#### Provided entries

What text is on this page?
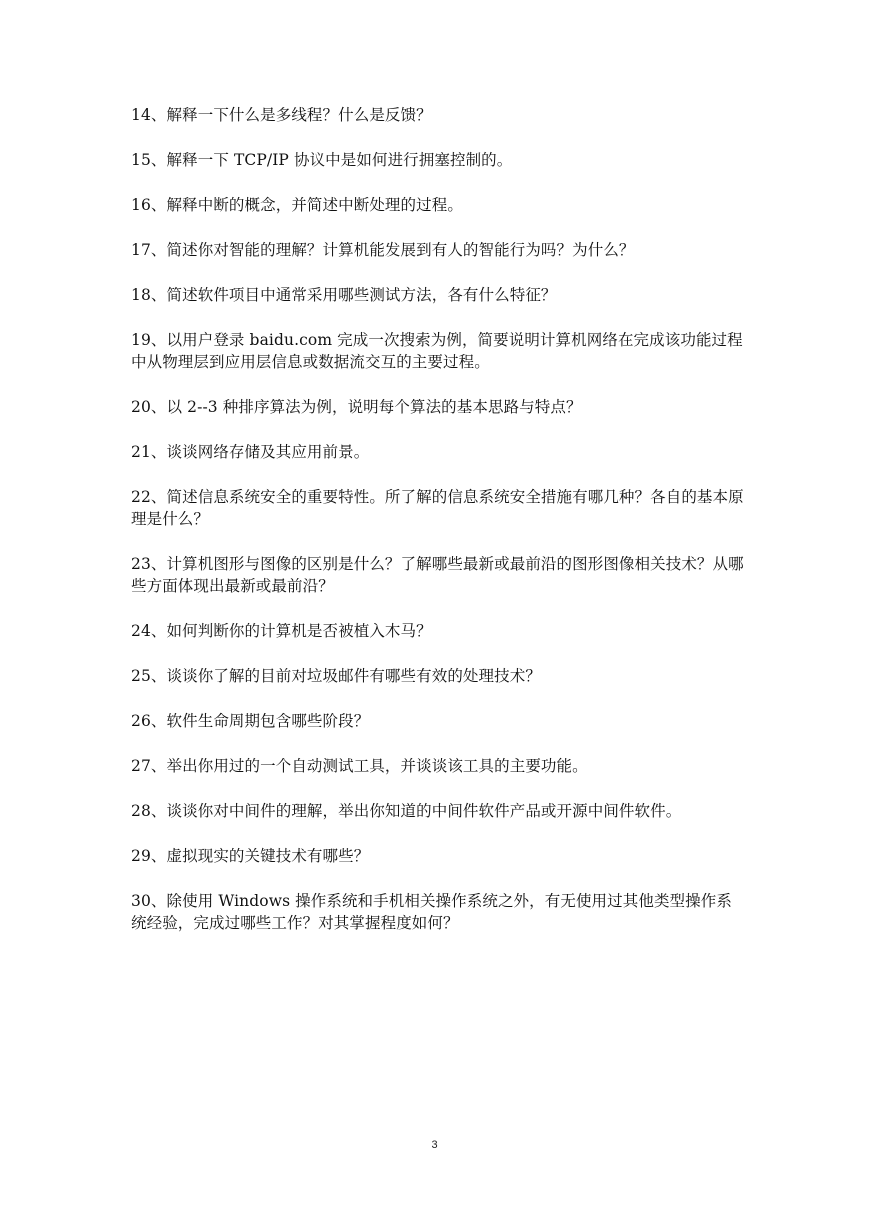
14、解释一下什么是多线程？什么是反馈？
15、解释一下 TCP/IP 协议中是如何进行拥塞控制的。
16、解释中断的概念，并简述中断处理的过程。
17、简述你对智能的理解？计算机能发展到有人的智能行为吗？为什么？
18、简述软件项目中通常采用哪些测试方法，各有什么特征？
19、以用户登录 baidu.com 完成一次搜索为例，简要说明计算机网络在完成该功能过程中从物理层到应用层信息或数据流交互的主要过程。
20、以 2--3 种排序算法为例，说明每个算法的基本思路与特点？
21、谈谈网络存储及其应用前景。
22、简述信息系统安全的重要特性。所了解的信息系统安全措施有哪几种？各自的基本原理是什么？
23、计算机图形与图像的区别是什么？了解哪些最新或最前沿的图形图像相关技术？从哪些方面体现出最新或最前沿？
24、如何判断你的计算机是否被植入木马？
25、谈谈你了解的目前对垃圾邮件有哪些有效的处理技术？
26、软件生命周期包含哪些阶段？
27、举出你用过的一个自动测试工具，并谈谈该工具的主要功能。
28、谈谈你对中间件的理解，举出你知道的中间件软件产品或开源中间件软件。
29、虚拟现实的关键技术有哪些？
30、除使用 Windows 操作系统和手机相关操作系统之外，有无使用过其他类型操作系统经验，完成过哪些工作？对其掌握程度如何？
3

########

Exercise details:
Output an exact copy of the material, with the pictures removed.

Correct output:
What text is on this page?
14、解释一下什么是多线程？什么是反馈？
15、解释一下 TCP/IP 协议中是如何进行拥塞控制的。
16、解释中断的概念，并简述中断处理的过程。
17、简述你对智能的理解？计算机能发展到有人的智能行为吗？为什么？
18、简述软件项目中通常采用哪些测试方法，各有什么特征？
19、以用户登录 baidu.com 完成一次搜索为例，简要说明计算机网络在完成该功能过程中从物理层到应用层信息或数据流交互的主要过程。
20、以 2--3 种排序算法为例，说明每个算法的基本思路与特点？
21、谈谈网络存储及其应用前景。
22、简述信息系统安全的重要特性。所了解的信息系统安全措施有哪几种？各自的基本原理是什么？
23、计算机图形与图像的区别是什么？了解哪些最新或最前沿的图形图像相关技术？从哪些方面体现出最新或最前沿？
24、如何判断你的计算机是否被植入木马？
25、谈谈你了解的目前对垃圾邮件有哪些有效的处理技术？
26、软件生命周期包含哪些阶段？
27、举出你用过的一个自动测试工具，并谈谈该工具的主要功能。
28、谈谈你对中间件的理解，举出你知道的中间件软件产品或开源中间件软件。
29、虚拟现实的关键技术有哪些？
30、除使用 Windows 操作系统和手机相关操作系统之外，有无使用过其他类型操作系统经验，完成过哪些工作？对其掌握程度如何？
3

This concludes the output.